** START OF Data to use **

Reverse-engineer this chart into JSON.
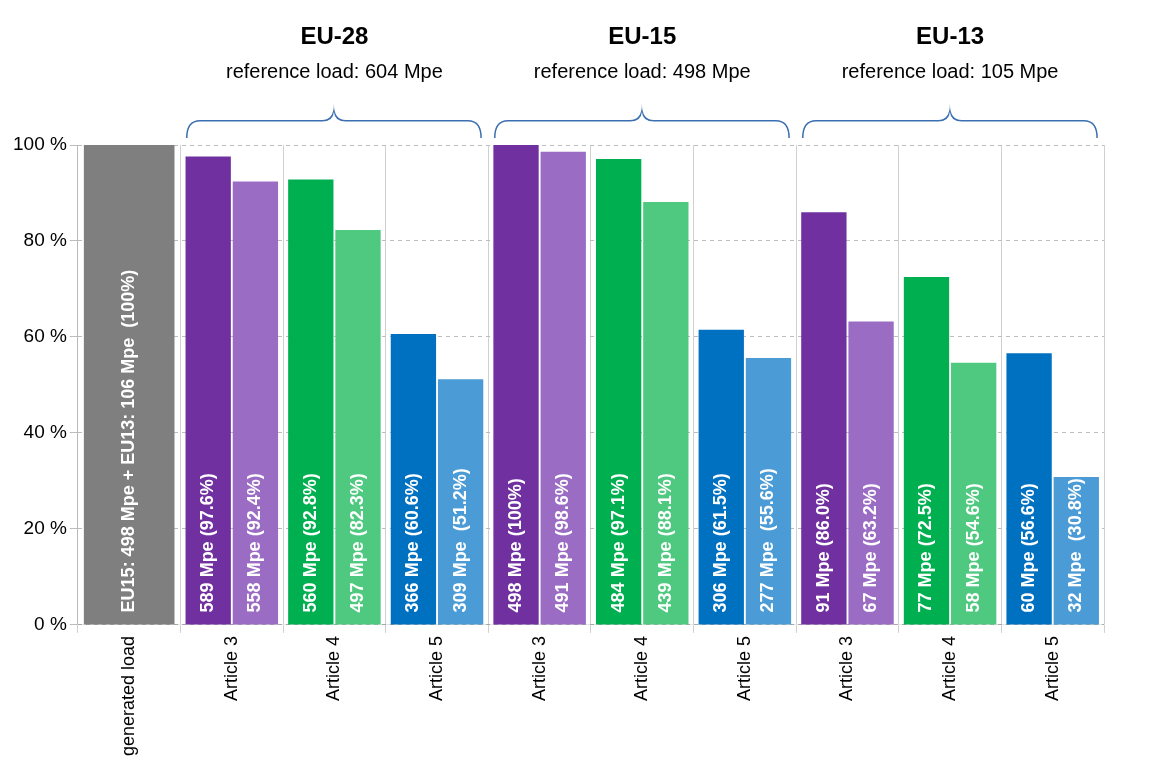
{
  "chart_data": {
    "type": "bar",
    "categories": [
      "generated load",
      "Article 3",
      "Article 4",
      "Article 5",
      "Article 3",
      "Article 4",
      "Article 5",
      "Article 3",
      "Article 4",
      "Article 5"
    ],
    "series": [
      {
        "colors": [
          "#7f7f7f",
          "#7030a0",
          "#00b050",
          "#0070c0",
          "#7030a0",
          "#00b050",
          "#0070c0",
          "#7030a0",
          "#00b050",
          "#0070c0"
        ],
        "values": [
          100,
          97.6,
          92.8,
          60.6,
          100,
          97.1,
          61.5,
          86.0,
          72.5,
          56.6
        ],
        "value_labels": [
          "EU15: 498 Mpe + EU13: 106 Mpe  (100%)",
          "589 Mpe (97.6%)",
          "560 Mpe (92.8%)",
          "366 Mpe (60.6%)",
          "498 Mpe (100%)",
          "484 Mpe (97.1%)",
          "306 Mpe (61.5%)",
          "91 Mpe (86.0%)",
          "77 Mpe (72.5%)",
          "60 Mpe (56.6%)"
        ]
      },
      {
        "colors": [
          null,
          "#9b6cc4",
          "#4fc97f",
          "#4a9bd6",
          "#9b6cc4",
          "#4fc97f",
          "#4a9bd6",
          "#9b6cc4",
          "#4fc97f",
          "#4a9bd6"
        ],
        "values": [
          null,
          92.4,
          82.3,
          51.2,
          98.6,
          88.1,
          55.6,
          63.2,
          54.6,
          30.8
        ],
        "value_labels": [
          null,
          "558 Mpe (92.4%)",
          "497 Mpe (82.3%)",
          "309 Mpe  (51.2%)",
          "491 Mpe (98.6%)",
          "439 Mpe (88.1%)",
          "277 Mpe  (55.6%)",
          "67 Mpe (63.2%)",
          "58 Mpe (54.6%)",
          "32 Mpe  (30.8%)"
        ]
      }
    ],
    "ylim": [
      0,
      100
    ],
    "yticks": [
      {
        "value": 0,
        "label": "0 %"
      },
      {
        "value": 20,
        "label": "20 %"
      },
      {
        "value": 40,
        "label": "40 %"
      },
      {
        "value": 60,
        "label": "60 %"
      },
      {
        "value": 80,
        "label": "80 %"
      },
      {
        "value": 100,
        "label": "100 %"
      }
    ],
    "grid": true,
    "annotations": [
      "EU-28",
      "reference load: 604 Mpe",
      "EU-15",
      "reference load: 498 Mpe",
      "EU-13",
      "reference load: 105 Mpe"
    ]
  }
}
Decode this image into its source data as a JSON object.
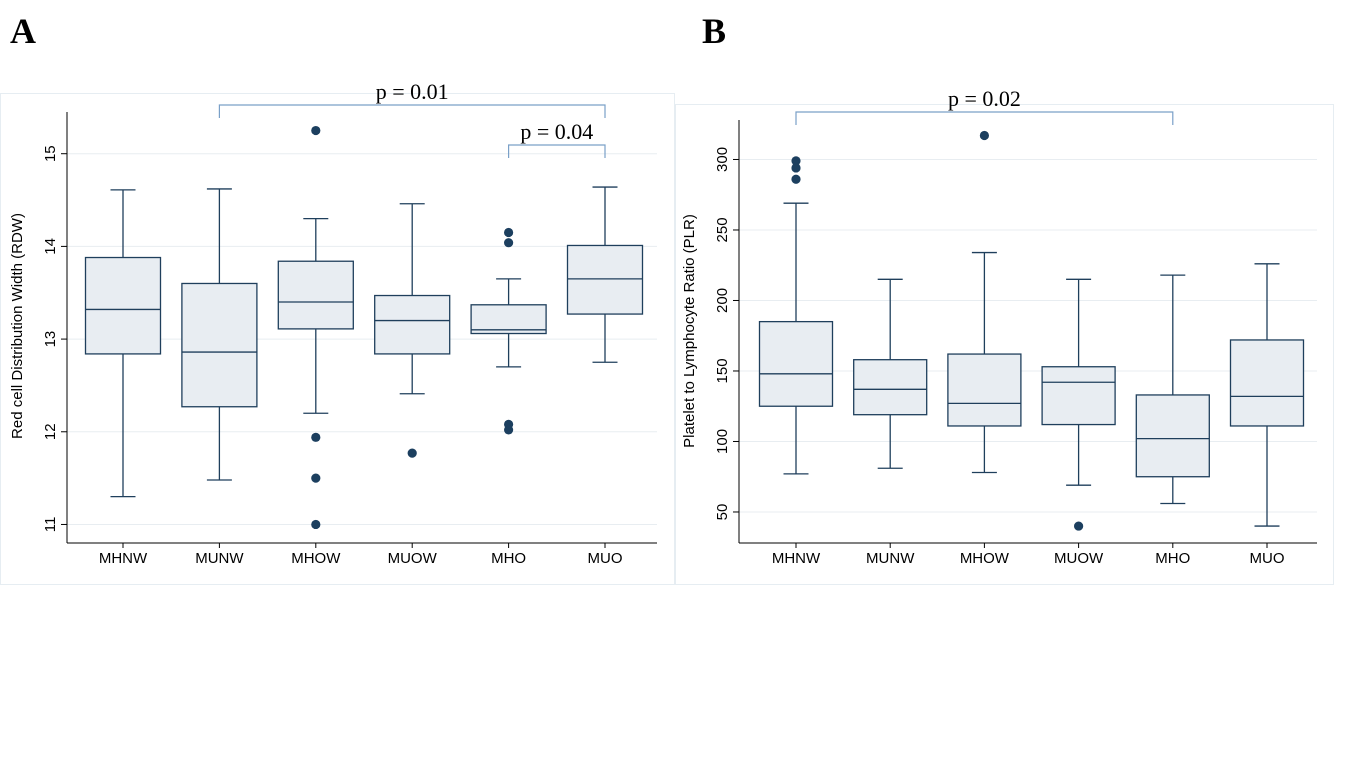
{
  "panels": {
    "a": {
      "letter": "A"
    },
    "b": {
      "letter": "B"
    }
  },
  "colors": {
    "box_fill": "#e8edf2",
    "box_stroke": "#1f3f5c",
    "outlier": "#1c3f5f",
    "grid": "#e8edf1",
    "bracket": "#7aa0c8"
  },
  "chart_data": [
    {
      "type": "box",
      "title": "",
      "xlabel": "",
      "ylabel": "Red cell Distribution Width (RDW)",
      "ylim": [
        10.8,
        15.45
      ],
      "yticks": [
        11,
        12,
        13,
        14,
        15
      ],
      "grid": true,
      "categories": [
        "MHNW",
        "MUNW",
        "MHOW",
        "MUOW",
        "MHO",
        "MUO"
      ],
      "boxes": [
        {
          "category": "MHNW",
          "whisker_low": 11.3,
          "q1": 12.84,
          "median": 13.32,
          "q3": 13.88,
          "whisker_high": 14.61,
          "outliers": []
        },
        {
          "category": "MUNW",
          "whisker_low": 11.48,
          "q1": 12.27,
          "median": 12.86,
          "q3": 13.6,
          "whisker_high": 14.62,
          "outliers": []
        },
        {
          "category": "MHOW",
          "whisker_low": 12.2,
          "q1": 13.11,
          "median": 13.4,
          "q3": 13.84,
          "whisker_high": 14.3,
          "outliers": [
            11.94,
            11.5,
            11.0,
            15.25
          ]
        },
        {
          "category": "MUOW",
          "whisker_low": 12.41,
          "q1": 12.84,
          "median": 13.2,
          "q3": 13.47,
          "whisker_high": 14.46,
          "outliers": [
            11.77
          ]
        },
        {
          "category": "MHO",
          "whisker_low": 12.7,
          "q1": 13.06,
          "median": 13.1,
          "q3": 13.37,
          "whisker_high": 13.65,
          "outliers": [
            12.08,
            12.02,
            14.04,
            14.15
          ]
        },
        {
          "category": "MUO",
          "whisker_low": 12.75,
          "q1": 13.27,
          "median": 13.65,
          "q3": 14.01,
          "whisker_high": 14.64,
          "outliers": []
        }
      ],
      "annotations": [
        {
          "text": "p = 0.01",
          "from": "MUNW",
          "to": "MUO",
          "level": 15.5
        },
        {
          "text": "p = 0.04",
          "from": "MHO",
          "to": "MUO",
          "level": 15.07
        }
      ]
    },
    {
      "type": "box",
      "title": "",
      "xlabel": "",
      "ylabel": "Platelet to Lymphocyte Ratio (PLR)",
      "ylim": [
        28,
        328
      ],
      "yticks": [
        50,
        100,
        150,
        200,
        250,
        300
      ],
      "grid": true,
      "categories": [
        "MHNW",
        "MUNW",
        "MHOW",
        "MUOW",
        "MHO",
        "MUO"
      ],
      "boxes": [
        {
          "category": "MHNW",
          "whisker_low": 77,
          "q1": 125,
          "median": 148,
          "q3": 185,
          "whisker_high": 269,
          "outliers": [
            286,
            294,
            299
          ]
        },
        {
          "category": "MUNW",
          "whisker_low": 81,
          "q1": 119,
          "median": 137,
          "q3": 158,
          "whisker_high": 215,
          "outliers": []
        },
        {
          "category": "MHOW",
          "whisker_low": 78,
          "q1": 111,
          "median": 127,
          "q3": 162,
          "whisker_high": 234,
          "outliers": [
            317
          ]
        },
        {
          "category": "MUOW",
          "whisker_low": 69,
          "q1": 112,
          "median": 142,
          "q3": 153,
          "whisker_high": 215,
          "outliers": [
            40
          ]
        },
        {
          "category": "MHO",
          "whisker_low": 56,
          "q1": 75,
          "median": 102,
          "q3": 133,
          "whisker_high": 218,
          "outliers": []
        },
        {
          "category": "MUO",
          "whisker_low": 40,
          "q1": 111,
          "median": 132,
          "q3": 172,
          "whisker_high": 226,
          "outliers": []
        }
      ],
      "annotations": [
        {
          "text": "p = 0.02",
          "from": "MHNW",
          "to": "MHO",
          "level": 327
        }
      ]
    }
  ]
}
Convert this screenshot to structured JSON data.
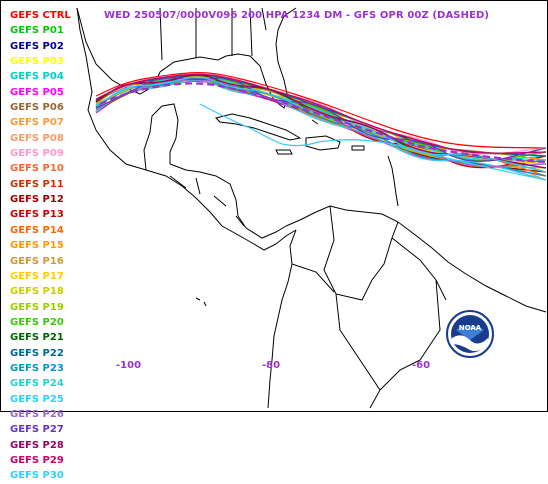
{
  "title": "WED 250507/0000V096  200 HPA 1234 DM - GFS OPR 00Z (DASHED)",
  "legend": [
    {
      "label": "GEFS CTRL",
      "color": "#ff0000"
    },
    {
      "label": "GEFS P01",
      "color": "#00cc00"
    },
    {
      "label": "GEFS P02",
      "color": "#000099"
    },
    {
      "label": "GEFS P03",
      "color": "#ffff00"
    },
    {
      "label": "GEFS P04",
      "color": "#00cccc"
    },
    {
      "label": "GEFS P05",
      "color": "#ff00ff"
    },
    {
      "label": "GEFS P06",
      "color": "#996633"
    },
    {
      "label": "GEFS P07",
      "color": "#ff9933"
    },
    {
      "label": "GEFS P08",
      "color": "#ff9966"
    },
    {
      "label": "GEFS P09",
      "color": "#ff99cc"
    },
    {
      "label": "GEFS P10",
      "color": "#ff6633"
    },
    {
      "label": "GEFS P11",
      "color": "#cc3300"
    },
    {
      "label": "GEFS P12",
      "color": "#990000"
    },
    {
      "label": "GEFS P13",
      "color": "#cc0000"
    },
    {
      "label": "GEFS P14",
      "color": "#ff6600"
    },
    {
      "label": "GEFS P15",
      "color": "#ff9900"
    },
    {
      "label": "GEFS P16",
      "color": "#cc9933"
    },
    {
      "label": "GEFS P17",
      "color": "#ffcc00"
    },
    {
      "label": "GEFS P18",
      "color": "#cccc00"
    },
    {
      "label": "GEFS P19",
      "color": "#99cc00"
    },
    {
      "label": "GEFS P20",
      "color": "#33cc00"
    },
    {
      "label": "GEFS P21",
      "color": "#006600"
    },
    {
      "label": "GEFS P22",
      "color": "#006699"
    },
    {
      "label": "GEFS P23",
      "color": "#0099cc"
    },
    {
      "label": "GEFS P24",
      "color": "#33cccc"
    },
    {
      "label": "GEFS P25",
      "color": "#33ccff"
    },
    {
      "label": "GEFS P26",
      "color": "#9966cc"
    },
    {
      "label": "GEFS P27",
      "color": "#6633cc"
    },
    {
      "label": "GEFS P28",
      "color": "#990066"
    },
    {
      "label": "GEFS P29",
      "color": "#cc0066"
    },
    {
      "label": "GEFS P30",
      "color": "#33ccff"
    }
  ],
  "axis": {
    "label_color": "#9933cc",
    "lon_labels": [
      {
        "text": "-100",
        "lon": -100
      },
      {
        "text": "-80",
        "lon": -80
      },
      {
        "text": "-60",
        "lon": -60
      }
    ]
  },
  "opr_color": "#9933cc",
  "logo_text": "NOAA"
}
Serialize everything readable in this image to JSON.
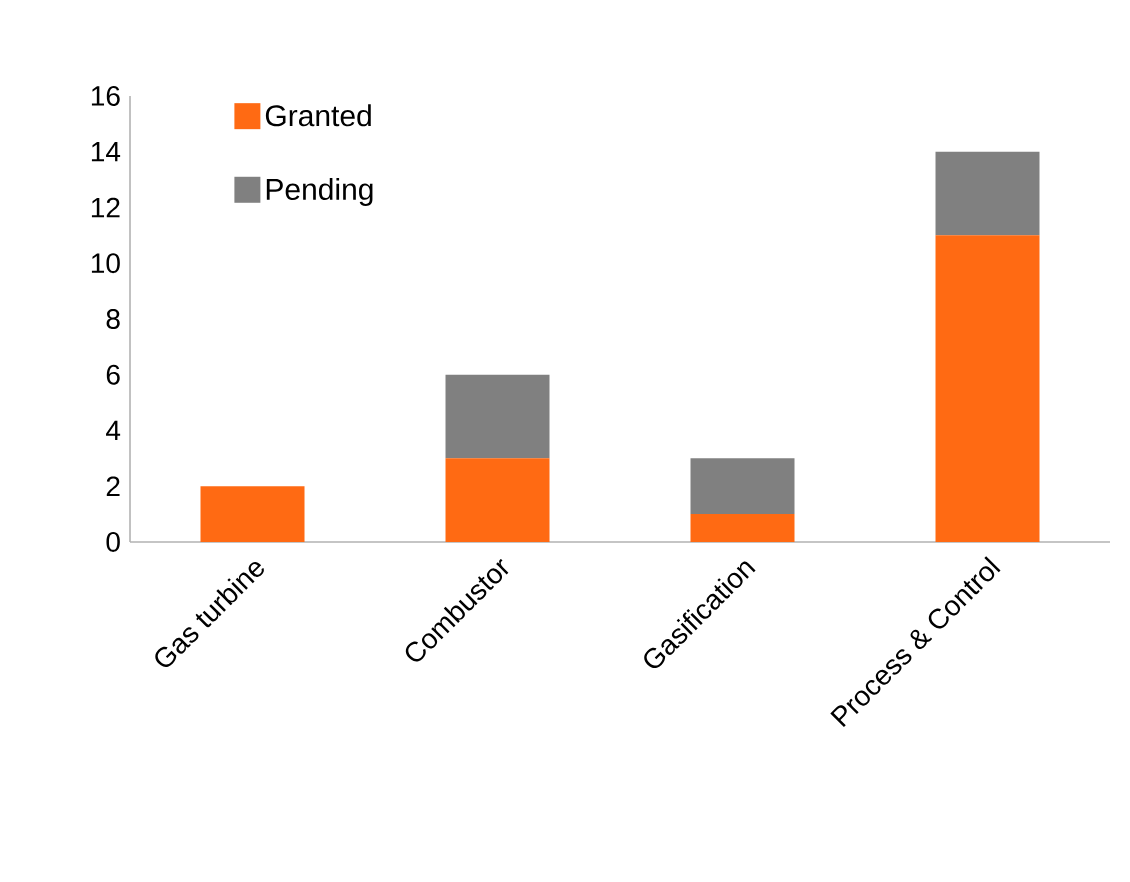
{
  "chart_data": {
    "type": "bar",
    "stacked": true,
    "categories": [
      "Gas turbine",
      "Combustor",
      "Gasification",
      "Process & Control"
    ],
    "series": [
      {
        "name": "Granted",
        "color": "#ff6a13",
        "values": [
          2,
          3,
          1,
          11
        ]
      },
      {
        "name": "Pending",
        "color": "#808080",
        "values": [
          0,
          3,
          2,
          3
        ]
      }
    ],
    "ylim": [
      0,
      16
    ],
    "yticks": [
      0,
      2,
      4,
      6,
      8,
      10,
      12,
      14,
      16
    ],
    "legend": "top left"
  }
}
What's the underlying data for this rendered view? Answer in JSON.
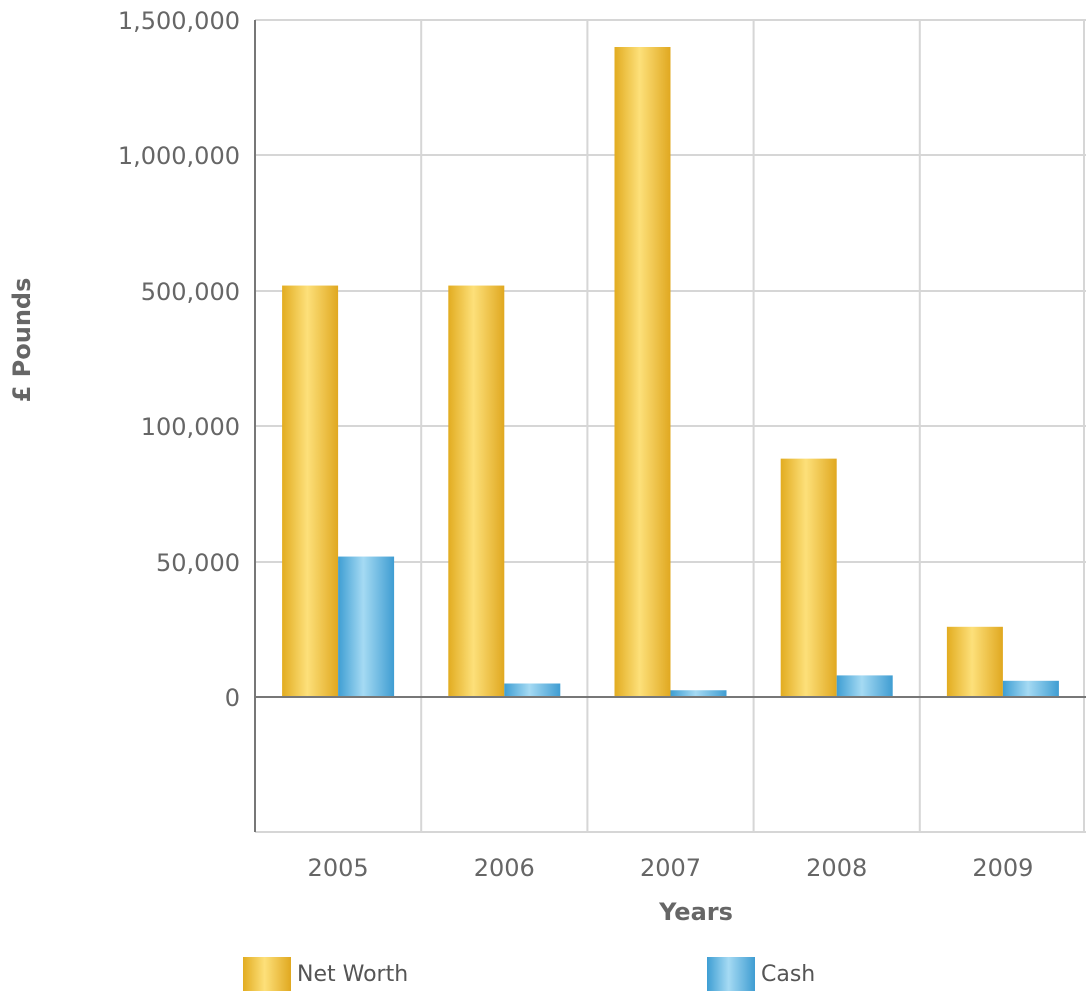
{
  "chart_data": {
    "type": "bar",
    "categories": [
      "2005",
      "2006",
      "2007",
      "2008",
      "2009"
    ],
    "series": [
      {
        "name": "Net Worth",
        "values": [
          520000,
          520000,
          1400000,
          88000,
          26000
        ],
        "color": "#E8B52A"
      },
      {
        "name": "Cash",
        "values": [
          52000,
          5000,
          2500,
          8000,
          6000
        ],
        "color": "#5AADDB"
      }
    ],
    "xlabel": "Years",
    "ylabel": "£ Pounds",
    "y_scale": "piecewise",
    "y_ticks": [
      0,
      50000,
      100000,
      500000,
      1000000,
      1500000
    ],
    "y_tick_labels": [
      "0",
      "50,000",
      "100,000",
      "500,000",
      "1,000,000",
      "1,500,000"
    ],
    "ylim": [
      -50000,
      1500000
    ],
    "grid": true,
    "legend_position": "bottom"
  }
}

** END OF Data to use **

Filter the listing above by the word "into"; copy each line that passes.

Reverse-engineer this chart into JSON.
Decode this image into its source data as a JSON object.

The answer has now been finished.